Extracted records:

# # # # #

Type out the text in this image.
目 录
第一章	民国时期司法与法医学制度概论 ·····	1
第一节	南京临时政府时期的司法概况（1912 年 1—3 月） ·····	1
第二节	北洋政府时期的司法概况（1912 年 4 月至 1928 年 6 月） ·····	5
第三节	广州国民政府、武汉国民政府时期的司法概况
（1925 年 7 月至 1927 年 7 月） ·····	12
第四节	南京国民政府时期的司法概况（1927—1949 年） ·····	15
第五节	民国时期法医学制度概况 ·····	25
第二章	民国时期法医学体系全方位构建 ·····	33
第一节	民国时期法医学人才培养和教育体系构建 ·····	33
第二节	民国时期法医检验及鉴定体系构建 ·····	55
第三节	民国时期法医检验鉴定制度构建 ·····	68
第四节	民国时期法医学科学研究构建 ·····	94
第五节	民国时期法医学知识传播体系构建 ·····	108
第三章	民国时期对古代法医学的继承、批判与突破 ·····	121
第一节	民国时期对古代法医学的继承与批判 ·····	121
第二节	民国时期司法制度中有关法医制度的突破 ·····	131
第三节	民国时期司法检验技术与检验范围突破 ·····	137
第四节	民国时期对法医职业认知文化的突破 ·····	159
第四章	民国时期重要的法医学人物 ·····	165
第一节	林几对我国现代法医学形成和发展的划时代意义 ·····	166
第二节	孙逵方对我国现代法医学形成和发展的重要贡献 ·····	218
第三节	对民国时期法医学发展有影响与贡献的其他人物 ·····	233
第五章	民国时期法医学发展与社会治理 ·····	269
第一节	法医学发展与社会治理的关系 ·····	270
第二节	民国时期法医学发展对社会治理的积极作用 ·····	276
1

# # # # #

▶ _Your task_
Every line of the data above should be copied exactly.

▶ _Response to this task_
Type out the text in this image.
目 录
第一章	民国时期司法与法医学制度概论 ·····	1
第一节	南京临时政府时期的司法概况（1912 年 1—3 月） ·····	1
第二节	北洋政府时期的司法概况（1912 年 4 月至 1928 年 6 月） ·····	5
第三节	广州国民政府、武汉国民政府时期的司法概况
（1925 年 7 月至 1927 年 7 月） ·····	12
第四节	南京国民政府时期的司法概况（1927—1949 年） ·····	15
第五节	民国时期法医学制度概况 ·····	25
第二章	民国时期法医学体系全方位构建 ·····	33
第一节	民国时期法医学人才培养和教育体系构建 ·····	33
第二节	民国时期法医检验及鉴定体系构建 ·····	55
第三节	民国时期法医检验鉴定制度构建 ·····	68
第四节	民国时期法医学科学研究构建 ·····	94
第五节	民国时期法医学知识传播体系构建 ·····	108
第三章	民国时期对古代法医学的继承、批判与突破 ·····	121
第一节	民国时期对古代法医学的继承与批判 ·····	121
第二节	民国时期司法制度中有关法医制度的突破 ·····	131
第三节	民国时期司法检验技术与检验范围突破 ·····	137
第四节	民国时期对法医职业认知文化的突破 ·····	159
第四章	民国时期重要的法医学人物 ·····	165
第一节	林几对我国现代法医学形成和发展的划时代意义 ·····	166
第二节	孙逵方对我国现代法医学形成和发展的重要贡献 ·····	218
第三节	对民国时期法医学发展有影响与贡献的其他人物 ·····	233
第五章	民国时期法医学发展与社会治理 ·····	269
第一节	法医学发展与社会治理的关系 ·····	270
第二节	民国时期法医学发展对社会治理的积极作用 ·····	276
1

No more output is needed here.